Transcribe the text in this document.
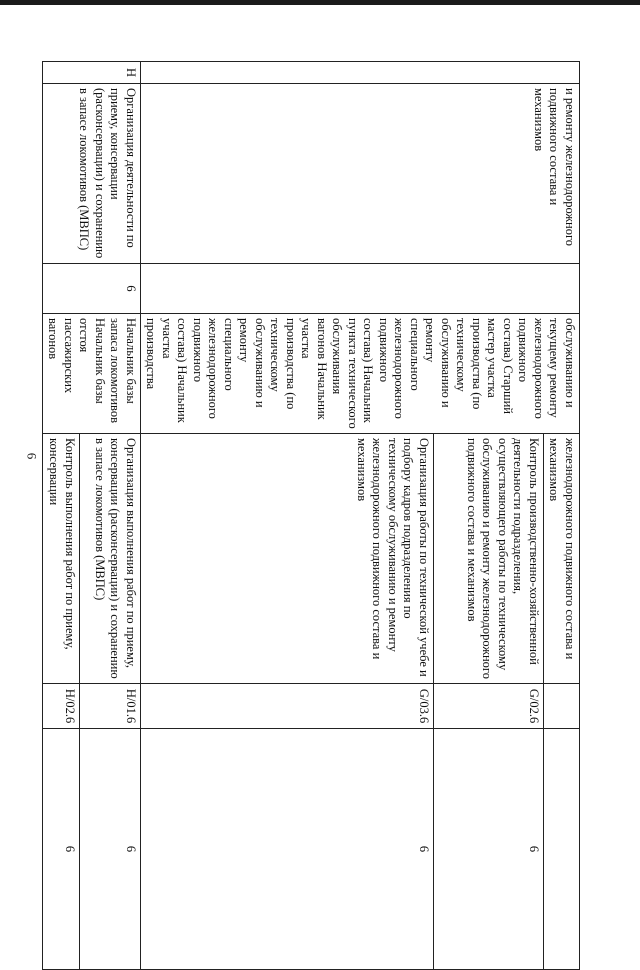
6
	и ремонту железнодорожного подвижного состава и механизмов		обслуживанию и текущему ремонту железнодорожного подвижного состава) Старший мастер участка производства (по техническому обслуживанию и ремонту специального железнодорожного подвижного состава) Начальник пункта технического обслуживания вагонов Начальник участка производства (по техническому обслуживанию и ремонту специального железнодорожного подвижного состава) Начальник участка производства	железнодорожного подвижного состава и механизмов		
				Контроль производственно-хозяйственной деятельности подразделения, осуществляющего работы по техническому обслуживанию и ремонту железнодорожного подвижного состава и механизмов	G/02.6	6
				Организация работы по технической учебе и подбору кадров подразделения по техническому обслуживанию и ремонту железнодорожного подвижного состава и механизмов	G/03.6	6
H	Организация деятельности по приему, консервации (расконсервации) и сохранению в запасе локомотивов (МВПС)	6	Начальник базы запаса локомотивов Начальник базы отстоя пассажирских вагонов	Организация выполнения работ по приему, консервации (расконсервации) и сохранению в запасе локомотивов (МВПС)	H/01.6	6
				Контроль выполнения работ по приему, консервации	H/02.6	6
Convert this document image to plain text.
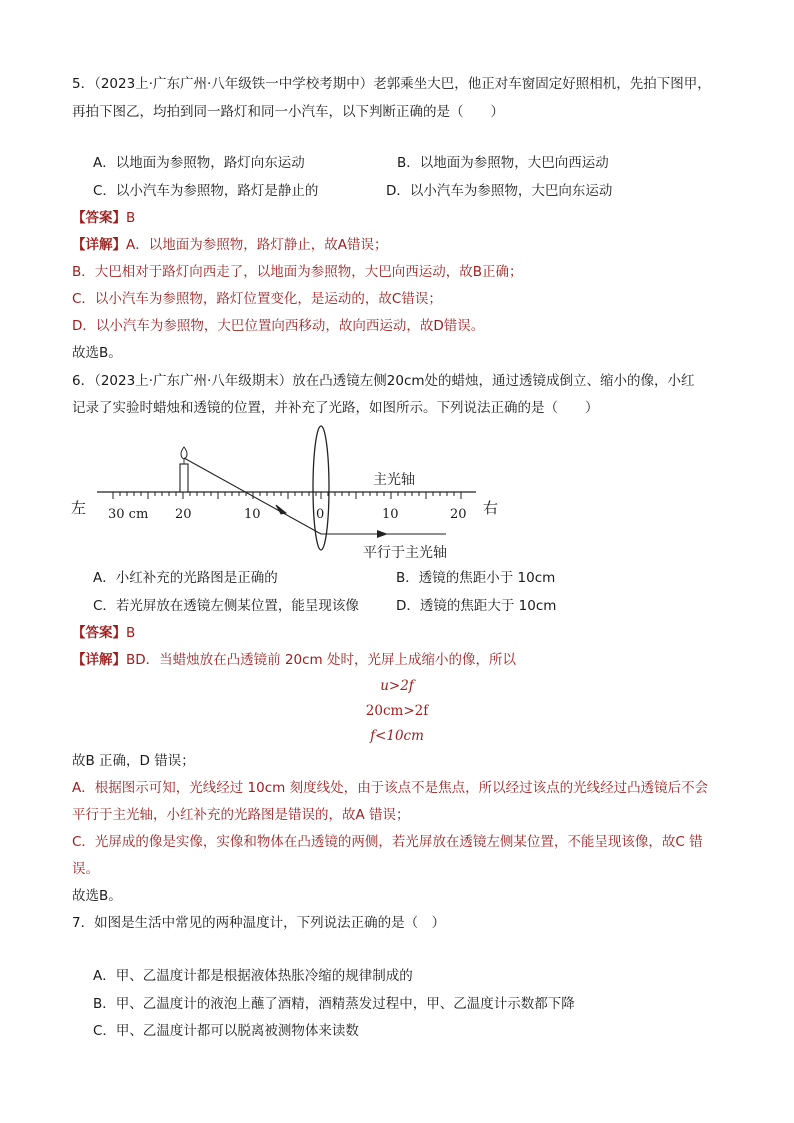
5．（2023上·广东广州·八年级铁一中学校考期中）老郭乘坐大巴，他正对车窗固定好照相机，先拍下图甲，
再拍下图乙，均拍到同一路灯和同一小汽车，以下判断正确的是（　　）
A．以地面为参照物，路灯向东运动	B．以地面为参照物，大巴向西运动
C．以小汽车为参照物，路灯是静止的	D．以小汽车为参照物，大巴向东运动
【答案】B
【详解】A．以地面为参照物，路灯静止，故A错误；
B．大巴相对于路灯向西走了，以地面为参照物，大巴向西运动，故B正确；
C．以小汽车为参照物，路灯位置变化，是运动的，故C错误；
D．以小汽车为参照物，大巴位置向西移动，故向西运动，故D错误。
故选B。
6．（2023上·广东广州·八年级期末）放在凸透镜左侧20cm处的蜡烛，通过透镜成倒立、缩小的像，小红
记录了实验时蜡烛和透镜的位置，并补充了光路，如图所示。下列说法正确的是（　　）
左	右
主光轴
平行于主光轴
30 cm 20	10	0	10	20
A．小红补充的光路图是正确的	B．透镜的焦距小于 10cm
C．若光屏放在透镜左侧某位置，能呈现该像	D．透镜的焦距大于 10cm
【答案】B
【详解】BD．当蜡烛放在凸透镜前 20cm 处时，光屏上成缩小的像，所以
u>2f
20cm>2f
f<10cm
故B 正确，D 错误；
A．根据图示可知，光线经过 10cm 刻度线处，由于该点不是焦点，所以经过该点的光线经过凸透镜后不会
平行于主光轴，小红补充的光路图是错误的，故A 错误；
C．光屏成的像是实像，实像和物体在凸透镜的两侧，若光屏放在透镜左侧某位置，不能呈现该像，故C 错
误。
故选B。
7．如图是生活中常见的两种温度计，下列说法正确的是（　）
A．甲、乙温度计都是根据液体热胀冷缩的规律制成的
B．甲、乙温度计的液泡上蘸了酒精，酒精蒸发过程中，甲、乙温度计示数都下降
C．甲、乙温度计都可以脱离被测物体来读数
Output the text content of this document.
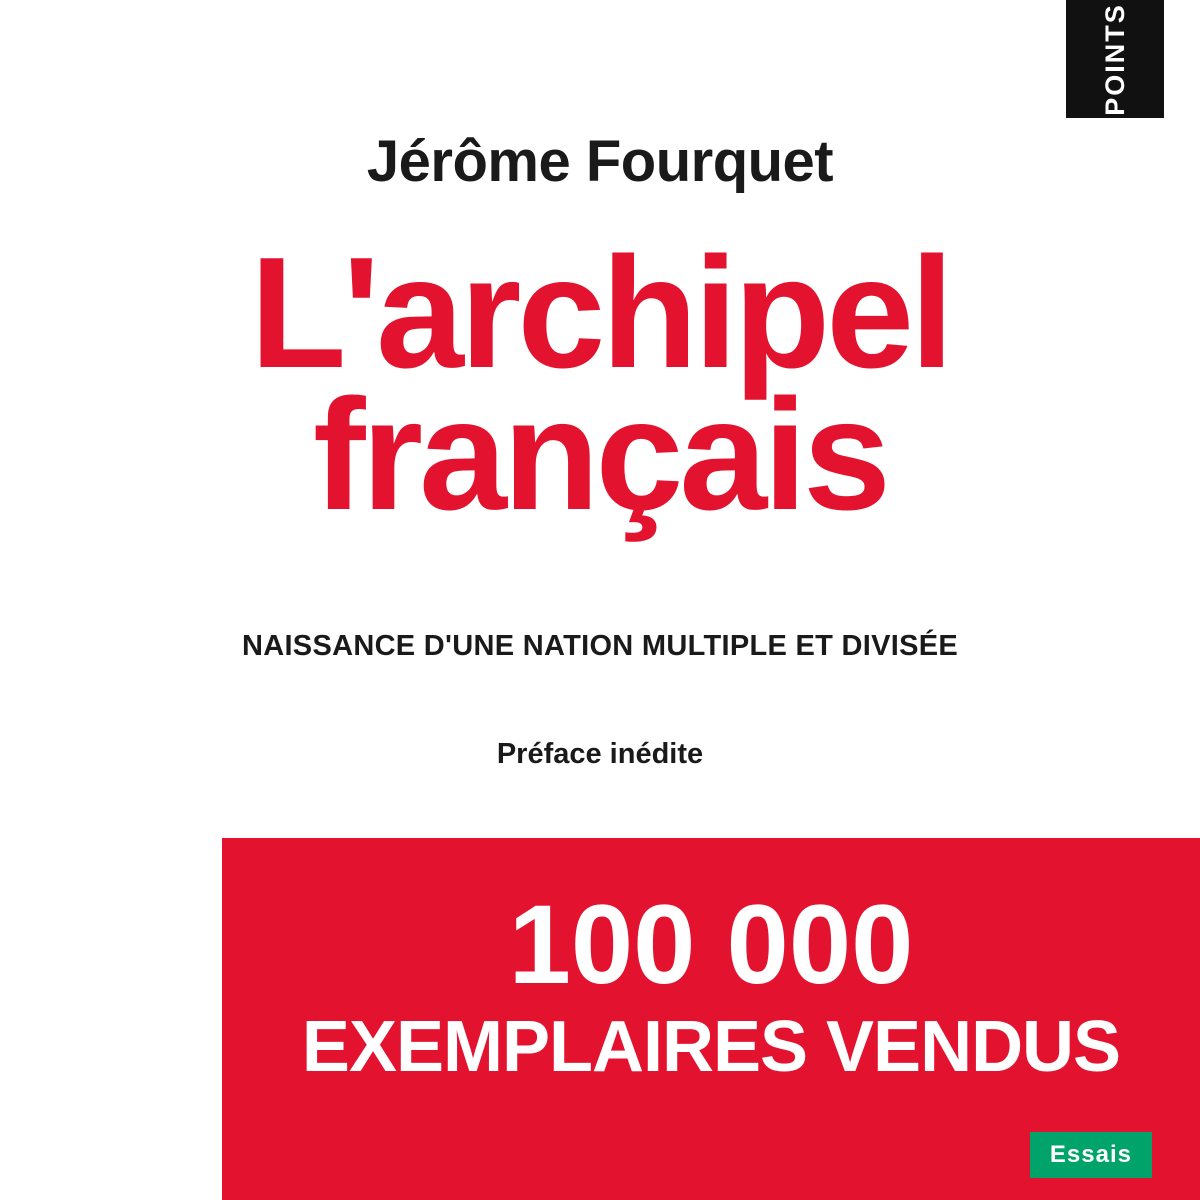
POINTS
Jérôme Fourquet
L'archipel
français
NAISSANCE D'UNE NATION MULTIPLE ET DIVISÉE
Préface inédite
100 000
EXEMPLAIRES VENDUS
Essais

☆ ☆ ☆

> [Aim of the exercise] Reproduce exactly and only the lines from the line that contains "Convert this document image to plain text." to the end of the data above, both ends included. No pictures go in the copy.

> [The completed task]
Convert this document image to plain text.
5．（2023上·广东广州·八年级铁一中学校考期中）老郭乘坐大巴，他正对车窗固定好照相机，先拍下图甲，
再拍下图乙，均拍到同一路灯和同一小汽车，以下判断正确的是（　　）
A．以地面为参照物，路灯向东运动	B．以地面为参照物，大巴向西运动
C．以小汽车为参照物，路灯是静止的	D．以小汽车为参照物，大巴向东运动
【答案】B
【详解】A．以地面为参照物，路灯静止，故A错误；
B．大巴相对于路灯向西走了，以地面为参照物，大巴向西运动，故B正确；
C．以小汽车为参照物，路灯位置变化，是运动的，故C错误；
D．以小汽车为参照物，大巴位置向西移动，故向西运动，故D错误。
故选B。
6．（2023上·广东广州·八年级期末）放在凸透镜左侧20cm处的蜡烛，通过透镜成倒立、缩小的像，小红
记录了实验时蜡烛和透镜的位置，并补充了光路，如图所示。下列说法正确的是（　　）
左	右
主光轴
平行于主光轴
30 cm 20	10	0	10	20
A．小红补充的光路图是正确的	B．透镜的焦距小于 10cm
C．若光屏放在透镜左侧某位置，能呈现该像	D．透镜的焦距大于 10cm
【答案】B
【详解】BD．当蜡烛放在凸透镜前 20cm 处时，光屏上成缩小的像，所以
u>2f
20cm>2f
f<10cm
故B 正确，D 错误；
A．根据图示可知，光线经过 10cm 刻度线处，由于该点不是焦点，所以经过该点的光线经过凸透镜后不会
平行于主光轴，小红补充的光路图是错误的，故A 错误；
C．光屏成的像是实像，实像和物体在凸透镜的两侧，若光屏放在透镜左侧某位置，不能呈现该像，故C 错
误。
故选B。
7．如图是生活中常见的两种温度计，下列说法正确的是（　）
A．甲、乙温度计都是根据液体热胀冷缩的规律制成的
B．甲、乙温度计的液泡上蘸了酒精，酒精蒸发过程中，甲、乙温度计示数都下降
C．甲、乙温度计都可以脱离被测物体来读数
Output the text content of this document.
POINTS
Jérôme Fourquet
L'archipel
français
NAISSANCE D'UNE NATION MULTIPLE ET DIVISÉE
Préface inédite
100 000
EXEMPLAIRES VENDUS
Essais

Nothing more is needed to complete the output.